══ ENTRIES ══

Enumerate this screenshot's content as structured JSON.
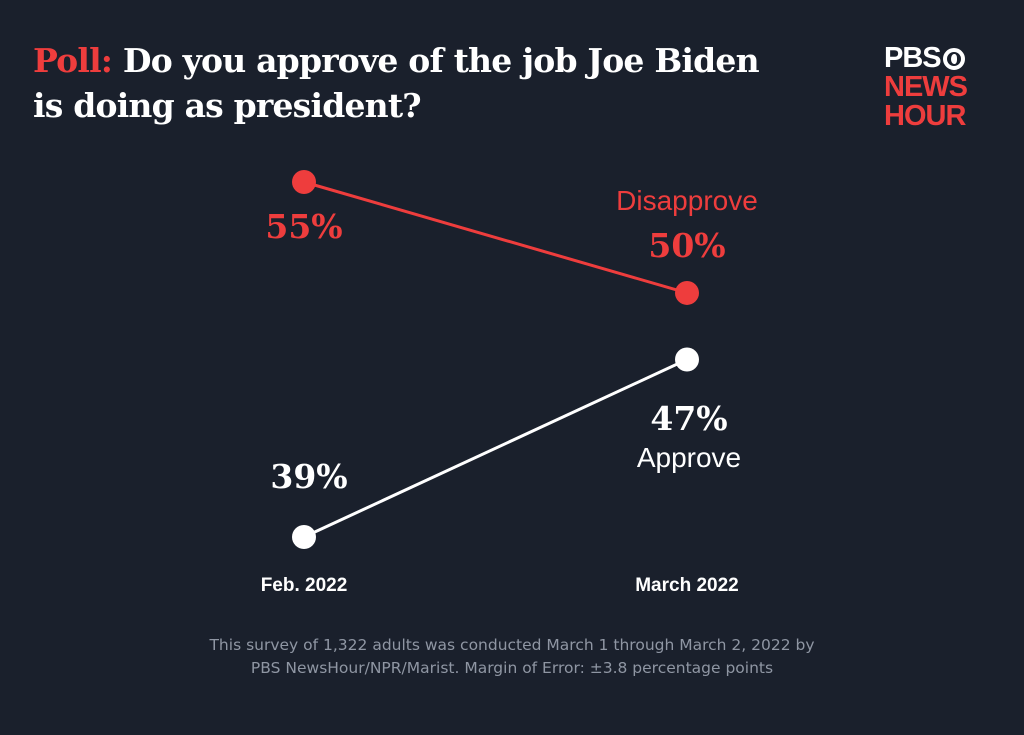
{
  "header": {
    "title_prefix": "Poll:",
    "title_line1": "Do you approve of the job Joe Biden",
    "title_line2": "is doing as president?"
  },
  "logo": {
    "line1": "PBS",
    "line2": "NEWS",
    "line3": "HOUR"
  },
  "colors": {
    "background": "#1a202c",
    "disapprove": "#ee3d3d",
    "approve": "#ffffff",
    "footnote": "#8f96a3"
  },
  "chart_data": {
    "type": "line",
    "title": "Do you approve of the job Joe Biden is doing as president?",
    "categories": [
      "Feb. 2022",
      "March 2022"
    ],
    "ylim": [
      35,
      60
    ],
    "series": [
      {
        "name": "Disapprove",
        "values": [
          55,
          50
        ],
        "labels": [
          "55%",
          "50%"
        ],
        "color": "#ee3d3d"
      },
      {
        "name": "Approve",
        "values": [
          39,
          47
        ],
        "labels": [
          "39%",
          "47%"
        ],
        "color": "#ffffff"
      }
    ]
  },
  "footnote": {
    "line1": "This survey of 1,322 adults was conducted March 1 through March 2, 2022 by",
    "line2": "PBS NewsHour/NPR/Marist. Margin of Error: ±3.8 percentage points"
  }
}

═══

PROBLEM DESCRIPTION. Transcribe every entry word for word, but skip the pictures.

TASK RESPONSE.
Enumerate this screenshot's content as structured JSON.
{
  "header": {
    "title_prefix": "Poll:",
    "title_line1": "Do you approve of the job Joe Biden",
    "title_line2": "is doing as president?"
  },
  "logo": {
    "line1": "PBS",
    "line2": "NEWS",
    "line3": "HOUR"
  },
  "colors": {
    "background": "#1a202c",
    "disapprove": "#ee3d3d",
    "approve": "#ffffff",
    "footnote": "#8f96a3"
  },
  "chart_data": {
    "type": "line",
    "title": "Do you approve of the job Joe Biden is doing as president?",
    "categories": [
      "Feb. 2022",
      "March 2022"
    ],
    "ylim": [
      35,
      60
    ],
    "series": [
      {
        "name": "Disapprove",
        "values": [
          55,
          50
        ],
        "labels": [
          "55%",
          "50%"
        ],
        "color": "#ee3d3d"
      },
      {
        "name": "Approve",
        "values": [
          39,
          47
        ],
        "labels": [
          "39%",
          "47%"
        ],
        "color": "#ffffff"
      }
    ]
  },
  "footnote": {
    "line1": "This survey of 1,322 adults was conducted March 1 through March 2, 2022 by",
    "line2": "PBS NewsHour/NPR/Marist. Margin of Error: ±3.8 percentage points"
  }
}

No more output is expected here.